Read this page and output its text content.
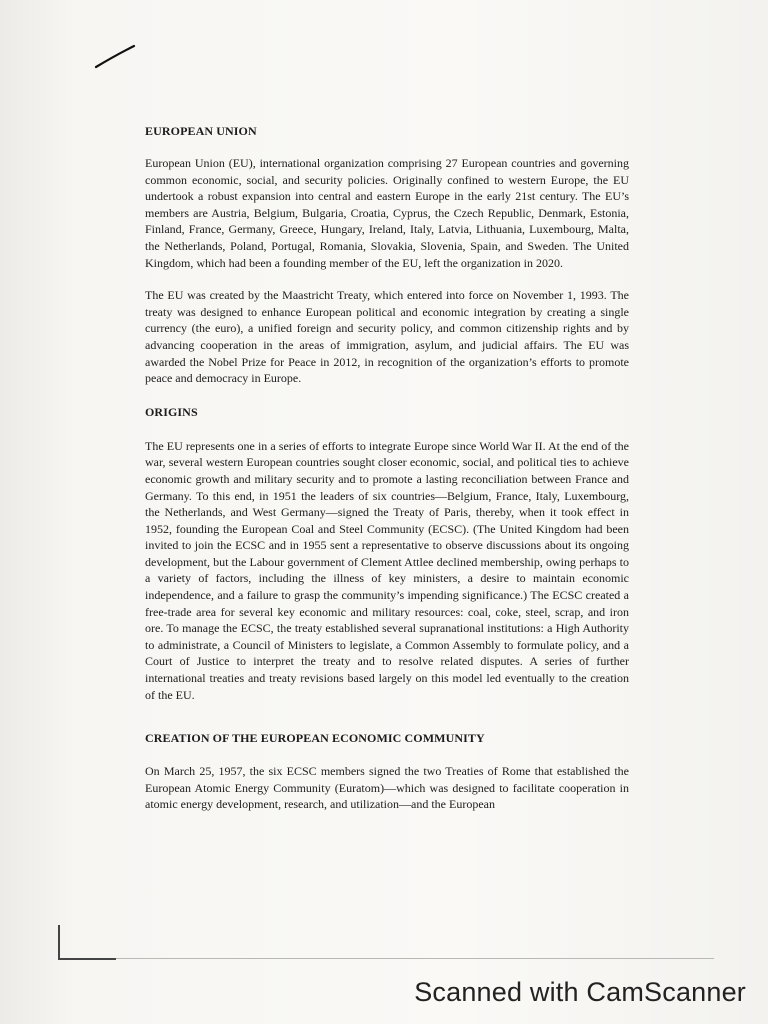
EUROPEAN UNION

European Union (EU), international organization comprising 27 European countries and governing common economic, social, and security policies. Originally confined to western Europe, the EU undertook a robust expansion into central and eastern Europe in the early 21st century. The EU’s members are Austria, Belgium, Bulgaria, Croatia, Cyprus, the Czech Republic, Denmark, Estonia, Finland, France, Germany, Greece, Hungary, Ireland, Italy, Latvia, Lithuania, Luxembourg, Malta, the Netherlands, Poland, Portugal, Romania, Slovakia, Slovenia, Spain, and Sweden. The United Kingdom, which had been a founding member of the EU, left the organization in 2020.

The EU was created by the Maastricht Treaty, which entered into force on November 1, 1993. The treaty was designed to enhance European political and economic integration by creating a single currency (the euro), a unified foreign and security policy, and common citizenship rights and by advancing cooperation in the areas of immigration, asylum, and judicial affairs. The EU was awarded the Nobel Prize for Peace in 2012, in recognition of the organization’s efforts to promote peace and democracy in Europe.

ORIGINS

The EU represents one in a series of efforts to integrate Europe since World War II. At the end of the war, several western European countries sought closer economic, social, and political ties to achieve economic growth and military security and to promote a lasting reconciliation between France and Germany. To this end, in 1951 the leaders of six countries—Belgium, France, Italy, Luxembourg, the Netherlands, and West Germany—signed the Treaty of Paris, thereby, when it took effect in 1952, founding the European Coal and Steel Community (ECSC). (The United Kingdom had been invited to join the ECSC and in 1955 sent a representative to observe discussions about its ongoing development, but the Labour government of Clement Attlee declined membership, owing perhaps to a variety of factors, including the illness of key ministers, a desire to maintain economic independence, and a failure to grasp the community’s impending significance.) The ECSC created a free-trade area for several key economic and military resources: coal, coke, steel, scrap, and iron ore. To manage the ECSC, the treaty established several supranational institutions: a High Authority to administrate, a Council of Ministers to legislate, a Common Assembly to formulate policy, and a Court of Justice to interpret the treaty and to resolve related disputes. A series of further international treaties and treaty revisions based largely on this model led eventually to the creation of the EU.

CREATION OF THE EUROPEAN ECONOMIC COMMUNITY

On March 25, 1957, the six ECSC members signed the two Treaties of Rome that established the European Atomic Energy Community (Euratom)—which was designed to facilitate cooperation in atomic energy development, research, and utilization—and the European

Scanned with CamScanner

+ + + + +

INSTRUCTION: Quote all of the entries word for word, omitting any pictures.

TASK ANSWER:
Read this page and output its text content.
EUROPEAN UNION

European Union (EU), international organization comprising 27 European countries and governing common economic, social, and security policies. Originally confined to western Europe, the EU undertook a robust expansion into central and eastern Europe in the early 21st century. The EU’s members are Austria, Belgium, Bulgaria, Croatia, Cyprus, the Czech Republic, Denmark, Estonia, Finland, France, Germany, Greece, Hungary, Ireland, Italy, Latvia, Lithuania, Luxembourg, Malta, the Netherlands, Poland, Portugal, Romania, Slovakia, Slovenia, Spain, and Sweden. The United Kingdom, which had been a founding member of the EU, left the organization in 2020.

The EU was created by the Maastricht Treaty, which entered into force on November 1, 1993. The treaty was designed to enhance European political and economic integration by creating a single currency (the euro), a unified foreign and security policy, and common citizenship rights and by advancing cooperation in the areas of immigration, asylum, and judicial affairs. The EU was awarded the Nobel Prize for Peace in 2012, in recognition of the organization’s efforts to promote peace and democracy in Europe.

ORIGINS

The EU represents one in a series of efforts to integrate Europe since World War II. At the end of the war, several western European countries sought closer economic, social, and political ties to achieve economic growth and military security and to promote a lasting reconciliation between France and Germany. To this end, in 1951 the leaders of six countries—Belgium, France, Italy, Luxembourg, the Netherlands, and West Germany—signed the Treaty of Paris, thereby, when it took effect in 1952, founding the European Coal and Steel Community (ECSC). (The United Kingdom had been invited to join the ECSC and in 1955 sent a representative to observe discussions about its ongoing development, but the Labour government of Clement Attlee declined membership, owing perhaps to a variety of factors, including the illness of key ministers, a desire to maintain economic independence, and a failure to grasp the community’s impending significance.) The ECSC created a free-trade area for several key economic and military resources: coal, coke, steel, scrap, and iron ore. To manage the ECSC, the treaty established several supranational institutions: a High Authority to administrate, a Council of Ministers to legislate, a Common Assembly to formulate policy, and a Court of Justice to interpret the treaty and to resolve related disputes. A series of further international treaties and treaty revisions based largely on this model led eventually to the creation of the EU.

CREATION OF THE EUROPEAN ECONOMIC COMMUNITY

On March 25, 1957, the six ECSC members signed the two Treaties of Rome that established the European Atomic Energy Community (Euratom)—which was designed to facilitate cooperation in atomic energy development, research, and utilization—and the European

Scanned with CamScanner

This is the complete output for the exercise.